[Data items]
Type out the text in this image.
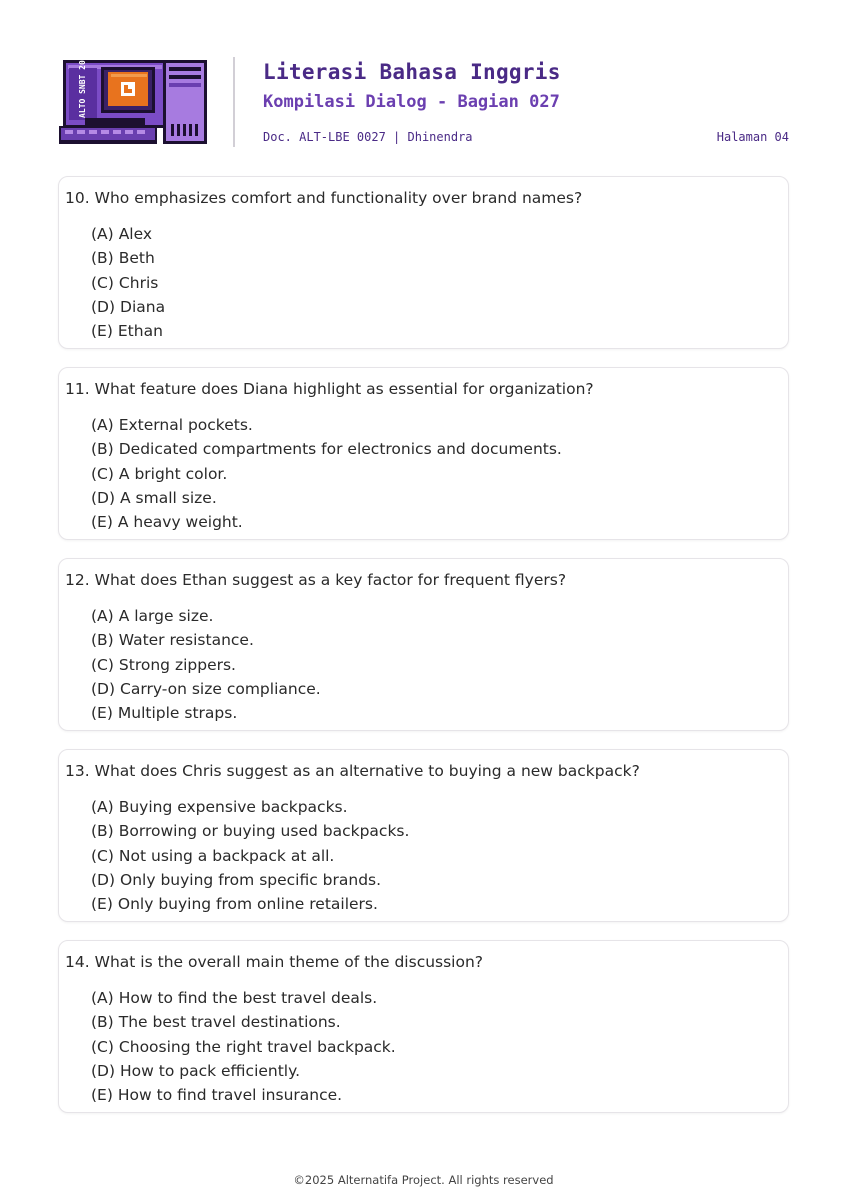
ALTO SNBT 2025	Literasi Bahasa Inggris
Kompilasi Dialog - Bagian 027
Doc. ALT-LBE 0027 | Dhinendra	Halaman 04
10. Who emphasizes comfort and functionality over brand names?
(A) Alex
(B) Beth
(C) Chris
(D) Diana
(E) Ethan
11. What feature does Diana highlight as essential for organization?
(A) External pockets.
(B) Dedicated compartments for electronics and documents.
(C) A bright color.
(D) A small size.
(E) A heavy weight.
12. What does Ethan suggest as a key factor for frequent flyers?
(A) A large size.
(B) Water resistance.
(C) Strong zippers.
(D) Carry-on size compliance.
(E) Multiple straps.
13. What does Chris suggest as an alternative to buying a new backpack?
(A) Buying expensive backpacks.
(B) Borrowing or buying used backpacks.
(C) Not using a backpack at all.
(D) Only buying from specific brands.
(E) Only buying from online retailers.
14. What is the overall main theme of the discussion?
(A) How to find the best travel deals.
(B) The best travel destinations.
(C) Choosing the right travel backpack.
(D) How to pack efficiently.
(E) How to find travel insurance.
©2025 Alternatifa Project. All rights reserved
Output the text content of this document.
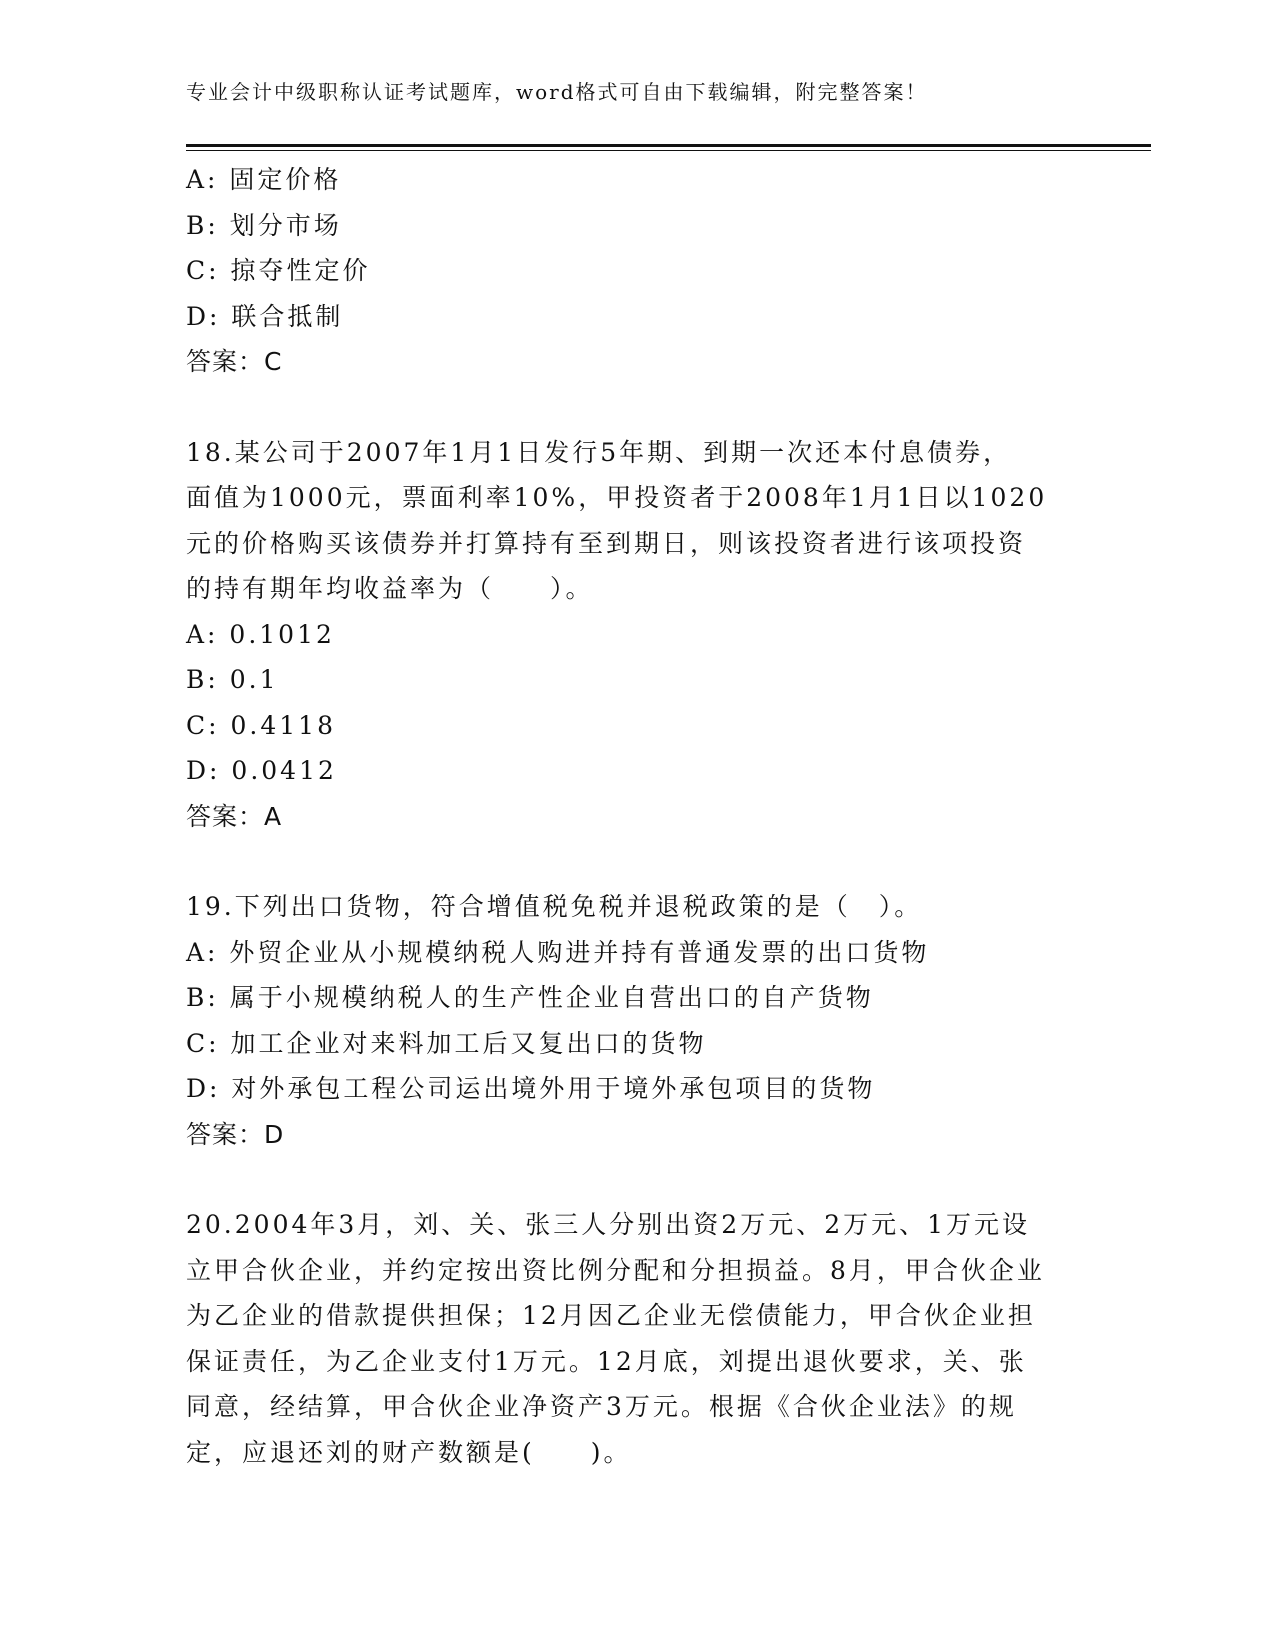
专业会计中级职称认证考试题库，word格式可自由下载编辑，附完整答案！
A: 固定价格
B: 划分市场
C: 掠夺性定价
D: 联合抵制
答案：C
18.某公司于2007年1月1日发行5年期、到期一次还本付息债券，
面值为1000元，票面利率10%，甲投资者于2008年1月1日以1020
元的价格购买该债券并打算持有至到期日，则该投资者进行该项投资
的持有期年均收益率为（　　）。
A: 0.1012
B: 0.1
C: 0.4118
D: 0.0412
答案：A
19.下列出口货物，符合增值税免税并退税政策的是（　）。
A: 外贸企业从小规模纳税人购进并持有普通发票的出口货物
B: 属于小规模纳税人的生产性企业自营出口的自产货物
C: 加工企业对来料加工后又复出口的货物
D: 对外承包工程公司运出境外用于境外承包项目的货物
答案：D
20.2004年3月，刘、关、张三人分别出资2万元、2万元、1万元设
立甲合伙企业，并约定按出资比例分配和分担损益。8月，甲合伙企业
为乙企业的借款提供担保；12月因乙企业无偿债能力，甲合伙企业担
保证责任，为乙企业支付1万元。12月底，刘提出退伙要求，关、张
同意，经结算，甲合伙企业净资产3万元。根据《合伙企业法》的规
定，应退还刘的财产数额是(　　)。
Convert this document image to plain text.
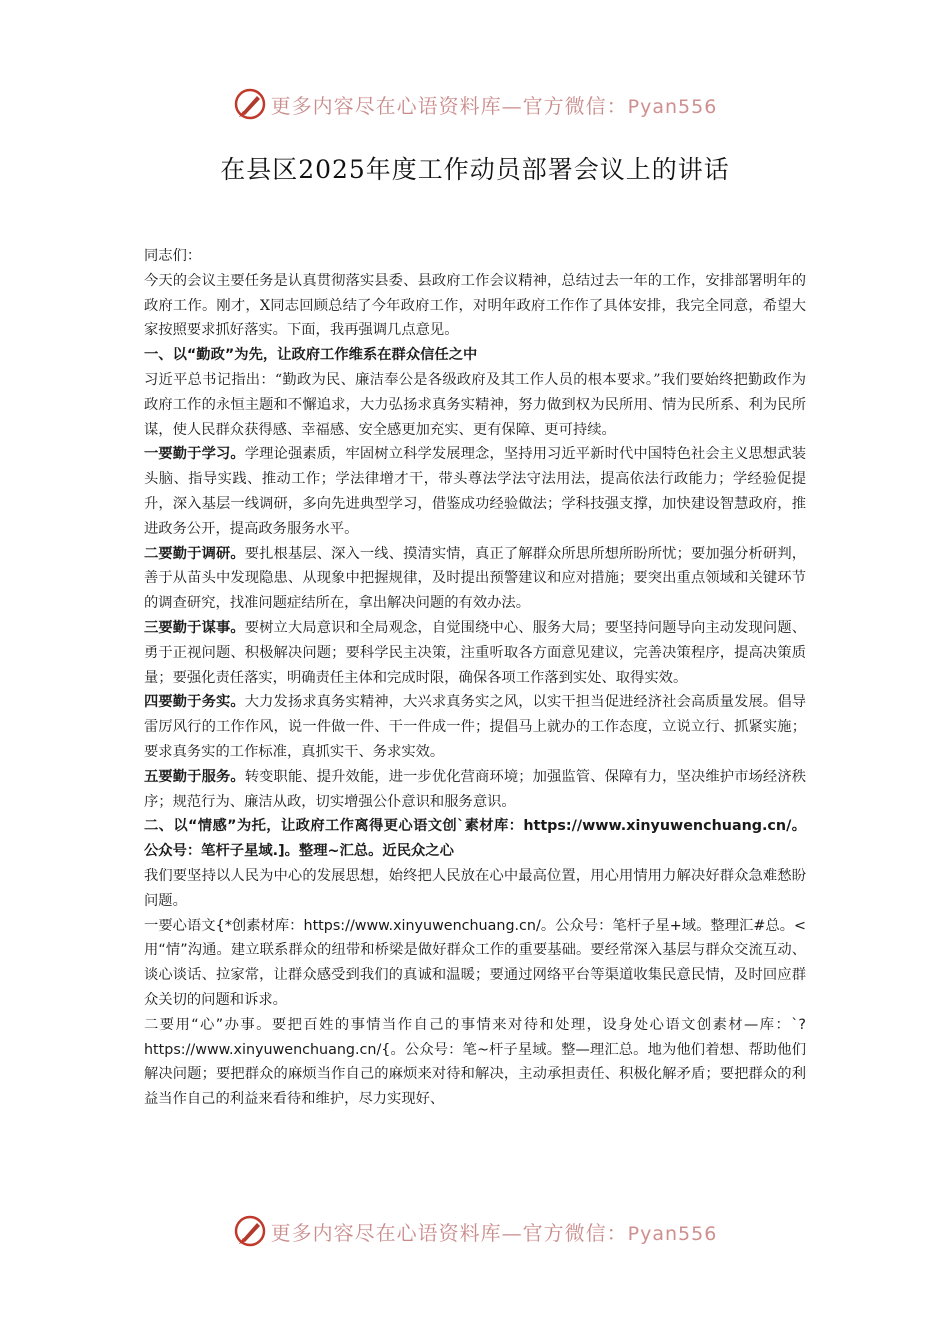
更多内容尽在心语资料库—官方微信：Pyan556
在县区2025年度工作动员部署会议上的讲话

同志们：

今天的会议主要任务是认真贯彻落实县委、县政府工作会议精神，总结过去一年的工作，安排部署明年的政府工作。刚才，X同志回顾总结了今年政府工作，对明年政府工作作了具体安排，我完全同意，希望大家按照要求抓好落实。下面，我再强调几点意见。

一、以“勤政”为先，让政府工作维系在群众信任之中

习近平总书记指出：“勤政为民、廉洁奉公是各级政府及其工作人员的根本要求。”我们要始终把勤政作为政府工作的永恒主题和不懈追求，大力弘扬求真务实精神，努力做到权为民所用、情为民所系、利为民所谋，使人民群众获得感、幸福感、安全感更加充实、更有保障、更可持续。

一要勤于学习。学理论强素质，牢固树立科学发展理念，坚持用习近平新时代中国特色社会主义思想武装头脑、指导实践、推动工作；学法律增才干，带头尊法学法守法用法，提高依法行政能力；学经验促提升，深入基层一线调研，多向先进典型学习，借鉴成功经验做法；学科技强支撑，加快建设智慧政府，推进政务公开，提高政务服务水平。

二要勤于调研。要扎根基层、深入一线、摸清实情，真正了解群众所思所想所盼所忧；要加强分析研判，善于从苗头中发现隐患、从现象中把握规律，及时提出预警建议和应对措施；要突出重点领域和关键环节的调查研究，找准问题症结所在，拿出解决问题的有效办法。

三要勤于谋事。要树立大局意识和全局观念，自觉围绕中心、服务大局；要坚持问题导向主动发现问题、勇于正视问题、积极解决问题；要科学民主决策，注重听取各方面意见建议，完善决策程序，提高决策质量；要强化责任落实，明确责任主体和完成时限，确保各项工作落到实处、取得实效。

四要勤于务实。大力发扬求真务实精神，大兴求真务实之风，以实干担当促进经济社会高质量发展。倡导雷厉风行的工作作风，说一件做一件、干一件成一件；提倡马上就办的工作态度，立说立行、抓紧实施；要求真务实的工作标准，真抓实干、务求实效。

五要勤于服务。转变职能、提升效能，进一步优化营商环境；加强监管、保障有力，坚决维护市场经济秩序；规范行为、廉洁从政，切实增强公仆意识和服务意识。

二、以“情感”为托，让政府工作离得更心语文创`素材库：https://www.xinyuwenchuang.cn/。公众号：笔杆子星域.]。整理~汇总。近民众之心

我们要坚持以人民为中心的发展思想，始终把人民放在心中最高位置，用心用情用力解决好群众急难愁盼问题。

一要心语文{*创素材库：https://www.xinyuwenchuang.cn/。公众号：笔杆子星+域。整理汇#总。<用“情”沟通。建立联系群众的纽带和桥梁是做好群众工作的重要基础。要经常深入基层与群众交流互动、谈心谈话、拉家常，让群众感受到我们的真诚和温暖；要通过网络平台等渠道收集民意民情，及时回应群众关切的问题和诉求。

二要用“心”办事。要把百姓的事情当作自己的事情来对待和处理，设身处心语文创素材—库：`?https://www.xinyuwenchuang.cn/{。公众号：笔~杆子星域。整—理汇总。地为他们着想、帮助他们解决问题；要把群众的麻烦当作自己的麻烦来对待和解决，主动承担责任、积极化解矛盾；要把群众的利益当作自己的利益来看待和维护，尽力实现好、

更多内容尽在心语资料库—官方微信：Pyan556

■ **WHAT IS REQUIRED**
Copy verbatim the span that opens at the line with "Output the text content of this document." and closes at the final line of the listing. Do not carry over any pictures.

■ **FINAL ANSWER**
Output the text content of this document.
专业会计中级职称认证考试题库，word格式可自由下载编辑，附完整答案！
A: 固定价格
B: 划分市场
C: 掠夺性定价
D: 联合抵制
答案：C
18.某公司于2007年1月1日发行5年期、到期一次还本付息债券，
面值为1000元，票面利率10%，甲投资者于2008年1月1日以1020
元的价格购买该债券并打算持有至到期日，则该投资者进行该项投资
的持有期年均收益率为（　　）。
A: 0.1012
B: 0.1
C: 0.4118
D: 0.0412
答案：A
19.下列出口货物，符合增值税免税并退税政策的是（　）。
A: 外贸企业从小规模纳税人购进并持有普通发票的出口货物
B: 属于小规模纳税人的生产性企业自营出口的自产货物
C: 加工企业对来料加工后又复出口的货物
D: 对外承包工程公司运出境外用于境外承包项目的货物
答案：D
20.2004年3月，刘、关、张三人分别出资2万元、2万元、1万元设
立甲合伙企业，并约定按出资比例分配和分担损益。8月，甲合伙企业
为乙企业的借款提供担保；12月因乙企业无偿债能力，甲合伙企业担
保证责任，为乙企业支付1万元。12月底，刘提出退伙要求，关、张
同意，经结算，甲合伙企业净资产3万元。根据《合伙企业法》的规
定，应退还刘的财产数额是(　　)。
Convert this document image to plain text.
更多内容尽在心语资料库—官方微信：Pyan556
在县区2025年度工作动员部署会议上的讲话

同志们：

今天的会议主要任务是认真贯彻落实县委、县政府工作会议精神，总结过去一年的工作，安排部署明年的政府工作。刚才，X同志回顾总结了今年政府工作，对明年政府工作作了具体安排，我完全同意，希望大家按照要求抓好落实。下面，我再强调几点意见。

一、以“勤政”为先，让政府工作维系在群众信任之中

习近平总书记指出：“勤政为民、廉洁奉公是各级政府及其工作人员的根本要求。”我们要始终把勤政作为政府工作的永恒主题和不懈追求，大力弘扬求真务实精神，努力做到权为民所用、情为民所系、利为民所谋，使人民群众获得感、幸福感、安全感更加充实、更有保障、更可持续。

一要勤于学习。学理论强素质，牢固树立科学发展理念，坚持用习近平新时代中国特色社会主义思想武装头脑、指导实践、推动工作；学法律增才干，带头尊法学法守法用法，提高依法行政能力；学经验促提升，深入基层一线调研，多向先进典型学习，借鉴成功经验做法；学科技强支撑，加快建设智慧政府，推进政务公开，提高政务服务水平。

二要勤于调研。要扎根基层、深入一线、摸清实情，真正了解群众所思所想所盼所忧；要加强分析研判，善于从苗头中发现隐患、从现象中把握规律，及时提出预警建议和应对措施；要突出重点领域和关键环节的调查研究，找准问题症结所在，拿出解决问题的有效办法。

三要勤于谋事。要树立大局意识和全局观念，自觉围绕中心、服务大局；要坚持问题导向主动发现问题、勇于正视问题、积极解决问题；要科学民主决策，注重听取各方面意见建议，完善决策程序，提高决策质量；要强化责任落实，明确责任主体和完成时限，确保各项工作落到实处、取得实效。

四要勤于务实。大力发扬求真务实精神，大兴求真务实之风，以实干担当促进经济社会高质量发展。倡导雷厉风行的工作作风，说一件做一件、干一件成一件；提倡马上就办的工作态度，立说立行、抓紧实施；要求真务实的工作标准，真抓实干、务求实效。

五要勤于服务。转变职能、提升效能，进一步优化营商环境；加强监管、保障有力，坚决维护市场经济秩序；规范行为、廉洁从政，切实增强公仆意识和服务意识。

二、以“情感”为托，让政府工作离得更心语文创`素材库：https://www.xinyuwenchuang.cn/。公众号：笔杆子星域.]。整理~汇总。近民众之心

我们要坚持以人民为中心的发展思想，始终把人民放在心中最高位置，用心用情用力解决好群众急难愁盼问题。

一要心语文{*创素材库：https://www.xinyuwenchuang.cn/。公众号：笔杆子星+域。整理汇#总。<用“情”沟通。建立联系群众的纽带和桥梁是做好群众工作的重要基础。要经常深入基层与群众交流互动、谈心谈话、拉家常，让群众感受到我们的真诚和温暖；要通过网络平台等渠道收集民意民情，及时回应群众关切的问题和诉求。

二要用“心”办事。要把百姓的事情当作自己的事情来对待和处理，设身处心语文创素材—库：`?https://www.xinyuwenchuang.cn/{。公众号：笔~杆子星域。整—理汇总。地为他们着想、帮助他们解决问题；要把群众的麻烦当作自己的麻烦来对待和解决，主动承担责任、积极化解矛盾；要把群众的利益当作自己的利益来看待和维护，尽力实现好、

更多内容尽在心语资料库—官方微信：Pyan556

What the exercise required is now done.